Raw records

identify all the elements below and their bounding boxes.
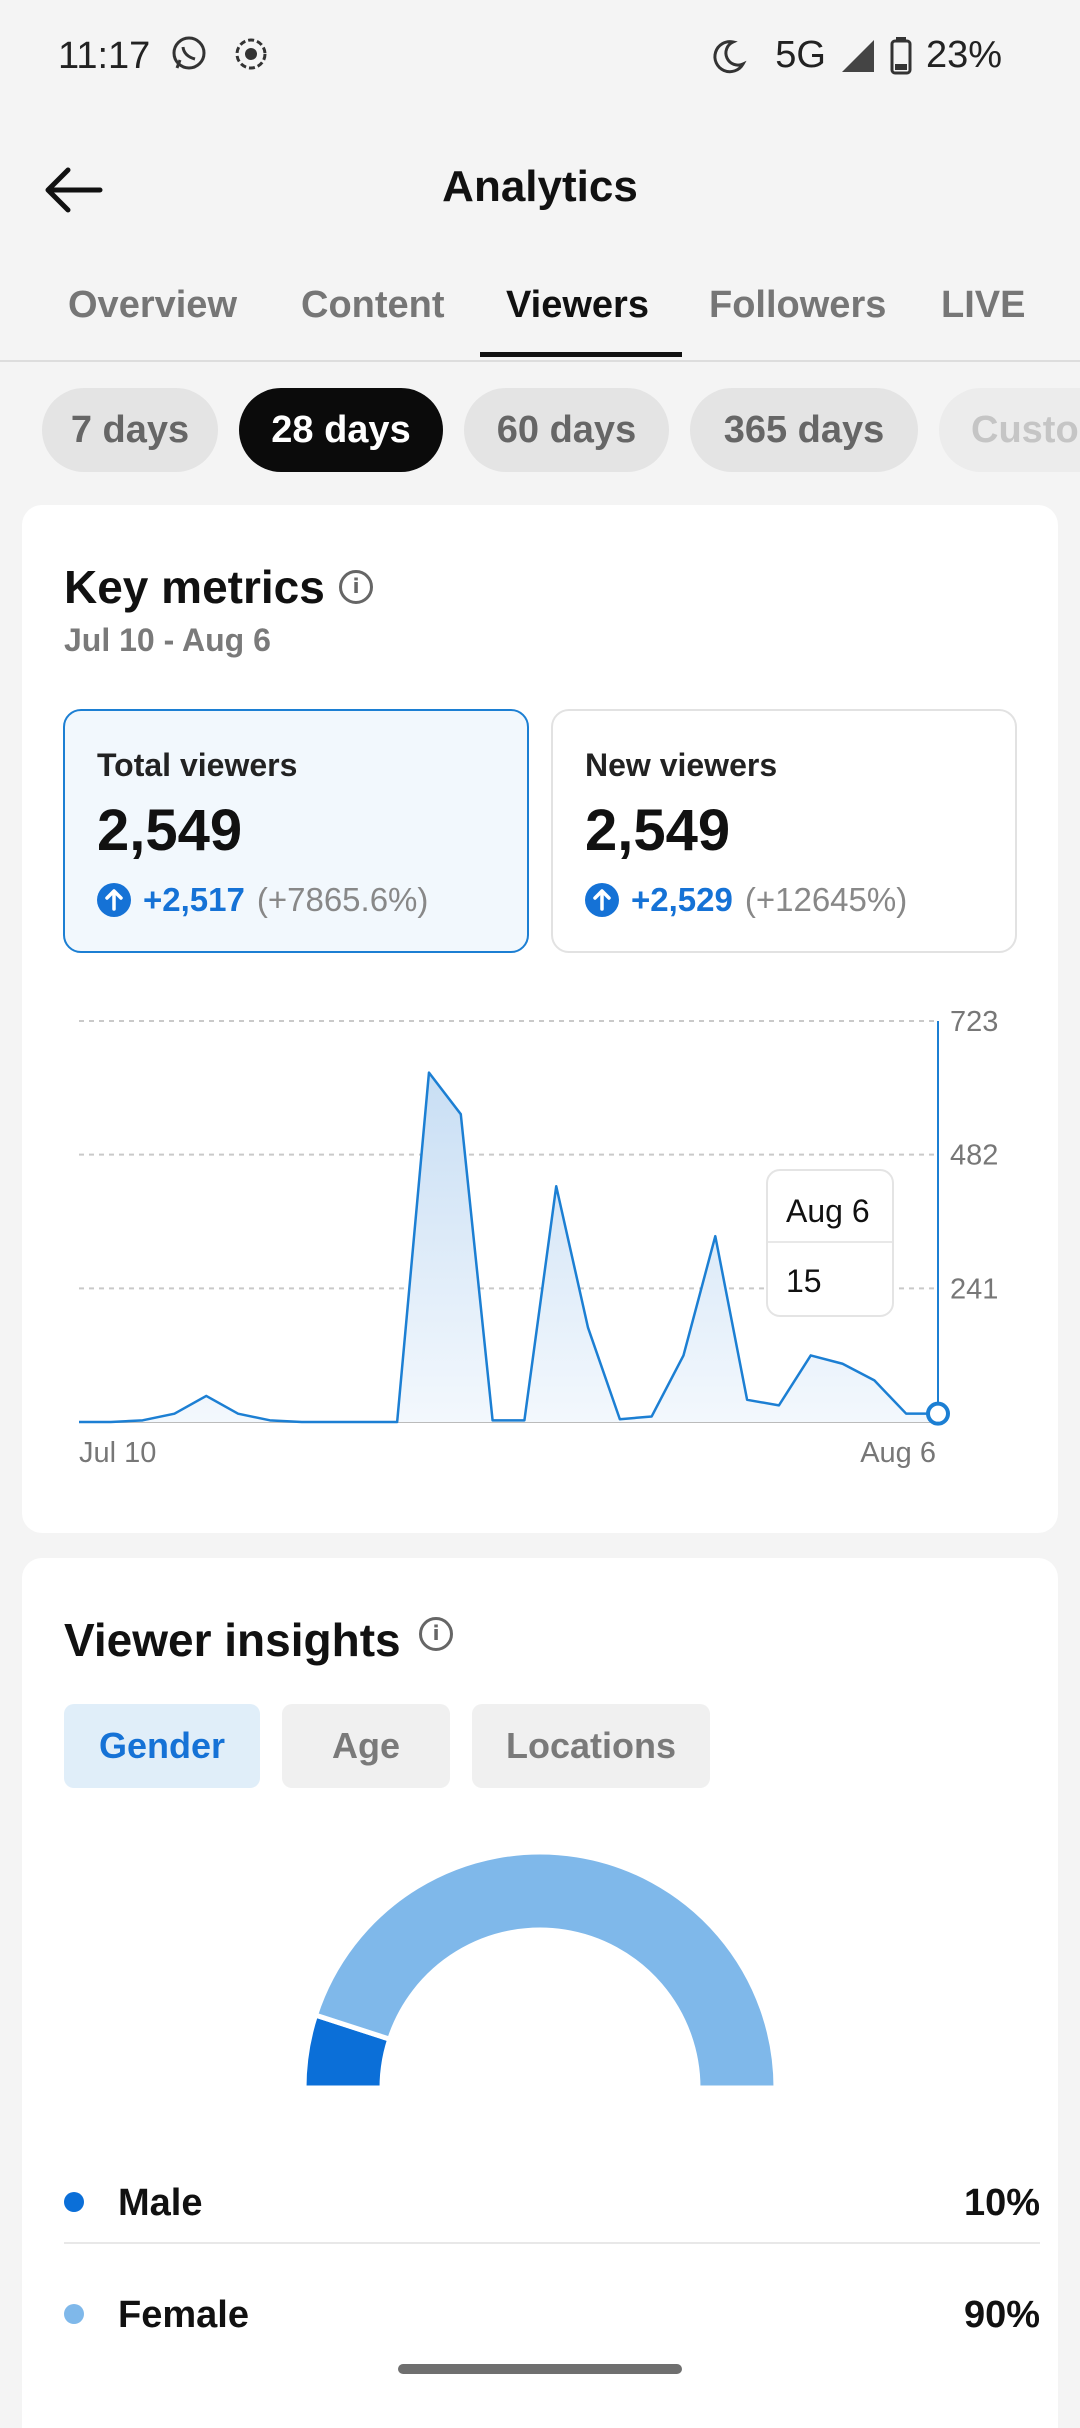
viewer-insights-info-icon[interactable] (419, 1617, 453, 1651)
tab-scroll-fade (1030, 258, 1080, 358)
y-tick-label: 482 (950, 1140, 998, 1172)
whatsapp-icon (172, 36, 206, 70)
legend-percent: 90% (963, 2294, 1040, 2336)
legend-row-female: Female 90% (64, 2260, 1040, 2370)
legend-dot-female (64, 2304, 84, 2324)
status-time-group: 11:17 (58, 34, 271, 78)
tab-live[interactable]: LIVE (941, 284, 1025, 327)
tab-followers[interactable]: Followers (709, 284, 886, 327)
tab-content[interactable]: Content (301, 284, 445, 327)
gender-half-donut-chart (301, 1849, 779, 2091)
status-time: 11:17 (58, 35, 151, 77)
x-tick-label-start: Jul 10 (79, 1437, 156, 1469)
range-chip-365-days[interactable]: 365 days (690, 388, 918, 472)
legend-divider (64, 2242, 1040, 2244)
tab-viewers[interactable]: Viewers (506, 284, 649, 327)
viewer-insights-title: Viewer insights (64, 1614, 401, 1666)
legend-label: Male (118, 2182, 203, 2224)
selected-point (926, 1401, 950, 1426)
tooltip-value: 15 (786, 1263, 822, 1299)
status-right-group: 5G 23% (709, 34, 1002, 77)
date-range-chips: 7 days 28 days 60 days 365 days Custom (0, 388, 1080, 474)
range-chip-60-days[interactable]: 60 days (464, 388, 669, 472)
viewers-line-chart[interactable]: 241 482 723 Jul 10 Aug 6 (22, 505, 1058, 1533)
y-tick-label: 723 (950, 1006, 998, 1038)
app-header: Analytics (0, 118, 1080, 258)
page-title: Analytics (442, 162, 638, 211)
signal-icon (841, 39, 874, 72)
x-tick-label-end: Aug 6 (860, 1437, 936, 1469)
network-type: 5G (775, 34, 826, 76)
tooltip-divider (768, 1241, 892, 1243)
range-chip-custom[interactable]: Custom (939, 388, 1080, 472)
insight-tab-locations[interactable]: Locations (472, 1704, 710, 1788)
screen-record-icon (235, 38, 267, 70)
insight-tab-age[interactable]: Age (282, 1704, 450, 1788)
legend-percent: 10% (963, 2182, 1040, 2224)
battery-icon (890, 36, 912, 74)
legend-label: Female (118, 2294, 249, 2336)
range-chip-7-days[interactable]: 7 days (42, 388, 218, 472)
home-indicator[interactable] (398, 2364, 682, 2374)
do-not-disturb-moon-icon (713, 39, 747, 73)
tooltip-date: Aug 6 (786, 1193, 870, 1229)
tab-active-indicator (480, 352, 682, 357)
key-metrics-card: Key metrics Jul 10 - Aug 6 Total viewers… (22, 505, 1058, 1533)
viewer-insights-card: Viewer insights Gender Age Locations Mal… (22, 1558, 1058, 2428)
battery-percent: 23% (925, 34, 1002, 76)
legend-dot-male (64, 2192, 84, 2212)
chart-tooltip: Aug 6 15 (766, 1169, 894, 1317)
range-chip-28-days[interactable]: 28 days (239, 388, 443, 472)
y-tick-label: 241 (950, 1273, 998, 1305)
analytics-tabs: Overview Content Viewers Followers LIVE (0, 258, 1080, 362)
tab-overview[interactable]: Overview (68, 284, 237, 327)
insight-tab-gender[interactable]: Gender (64, 1704, 260, 1788)
status-bar: 11:17 5G 23% (0, 0, 1080, 118)
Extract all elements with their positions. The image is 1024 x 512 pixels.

◆ Task to complete
Arrange the data above as a Markdown table with the columns "No." and "Line," giving each line a row number and leaving out blank lines and pictures.

◆ Result below
| No. | Line |
|---|---|
| 1 | identify all the elements below and their bounding boxes. |
| 2 | viewer-insights-info-icon[interactable] (419, 1617, 453, 1651) |
| 3 | tab-scroll-fade (1030, 258, 1080, 358) |
| 4 | y-tick-label: 482 (950, 1140, 998, 1172) |
| 5 | whatsapp-icon (172, 36, 206, 70) |
| 6 | legend-percent: 90% (963, 2294, 1040, 2336) |
| 7 | legend-row-female: Female 90% (64, 2260, 1040, 2370) |
| 8 | legend-dot-female (64, 2304, 84, 2324) |
| 9 | status-time-group: 11:17 (58, 34, 271, 78) |
| 10 | tab-live[interactable]: LIVE (941, 284, 1025, 327) |
| 11 | tab-followers[interactable]: Followers (709, 284, 886, 327) |
| 12 | tab-content[interactable]: Content (301, 284, 445, 327) |
| 13 | gender-half-donut-chart (301, 1849, 779, 2091) |
| 14 | status-time: 11:17 (58, 35, 151, 77) |
| 15 | x-tick-label-start: Jul 10 (79, 1437, 156, 1469) |
| 16 | range-chip-365-days[interactable]: 365 days (690, 388, 918, 472) |
| 17 | legend-divider (64, 2242, 1040, 2244) |
| 18 | tab-viewers[interactable]: Viewers (506, 284, 649, 327) |
| 19 | viewer-insights-title: Viewer insights (64, 1614, 401, 1666) |
| 20 | legend-label: Male (118, 2182, 203, 2224) |
| 21 | selected-point (926, 1401, 950, 1426) |
| 22 | tooltip-value: 15 (786, 1263, 822, 1299) |
| 23 | status-right-group: 5G 23% (709, 34, 1002, 77) |
| 24 | date-range-chips: 7 days 28 days 60 days 365 days Custom (0, 388, 1080, 474) |
| 25 | range-chip-60-days[interactable]: 60 days (464, 388, 669, 472) |
| 26 | viewers-line-chart[interactable]: 241 482 723 Jul 10 Aug 6 (22, 505, 1058, 1533) |
| 27 | y-tick-label: 723 (950, 1006, 998, 1038) |
| 28 | app-header: Analytics (0, 118, 1080, 258) |
| 29 | page-title: Analytics (442, 162, 638, 211) |
| 30 | signal-icon (841, 39, 874, 72) |
| 31 | x-tick-label-end: Aug 6 (860, 1437, 936, 1469) |
| 32 | network-type: 5G (775, 34, 826, 76) |
| 33 | tooltip-divider (768, 1241, 892, 1243) |
| 34 | range-chip-custom[interactable]: Custom (939, 388, 1080, 472) |
| 35 | insight-tab-locations[interactable]: Locations (472, 1704, 710, 1788) |
| 36 | screen-record-icon (235, 38, 267, 70) |
| 37 | insight-tab-age[interactable]: Age (282, 1704, 450, 1788) |
| 38 | legend-percent: 10% (963, 2182, 1040, 2224) |
| 39 | battery-icon (890, 36, 912, 74) |
| 40 | legend-label: Female (118, 2294, 249, 2336) |
| 41 | range-chip-7-days[interactable]: 7 days (42, 388, 218, 472) |
| 42 | home-indicator[interactable] (398, 2364, 682, 2374) |
| 43 | do-not-disturb-moon-icon (713, 39, 747, 73) |
| 44 | tooltip-date: Aug 6 (786, 1193, 870, 1229) |
| 45 | tab-active-indicator (480, 352, 682, 357) |
| 46 | key-metrics-card: Key metrics Jul 10 - Aug 6 Total viewers… (22, 505, 1058, 1533) |
| 47 | viewer-insights-card: Viewer insights Gender Age Locations Mal… (22, 1558, 1058, 2428) |
| 48 | battery-percent: 23% (925, 34, 1002, 76) |
| 49 | legend-dot-male (64, 2192, 84, 2212) |
| 50 | chart-tooltip: Aug 6 15 (766, 1169, 894, 1317) |
| 51 | range-chip-28-days[interactable]: 28 days (239, 388, 443, 472) |
| 52 | y-tick-label: 241 (950, 1273, 998, 1305) |
| 53 | analytics-tabs: Overview Content Viewers Followers LIVE (0, 258, 1080, 362) |
| 54 | tab-overview[interactable]: Overview (68, 284, 237, 327) |
| 55 | insight-tab-gender[interactable]: Gender (64, 1704, 260, 1788) |
| 56 | status-bar: 11:17 5G 23% (0, 0, 1080, 118) |
| 57 | Extract all elements with their positions. The image is 1024 x 512 pixels. |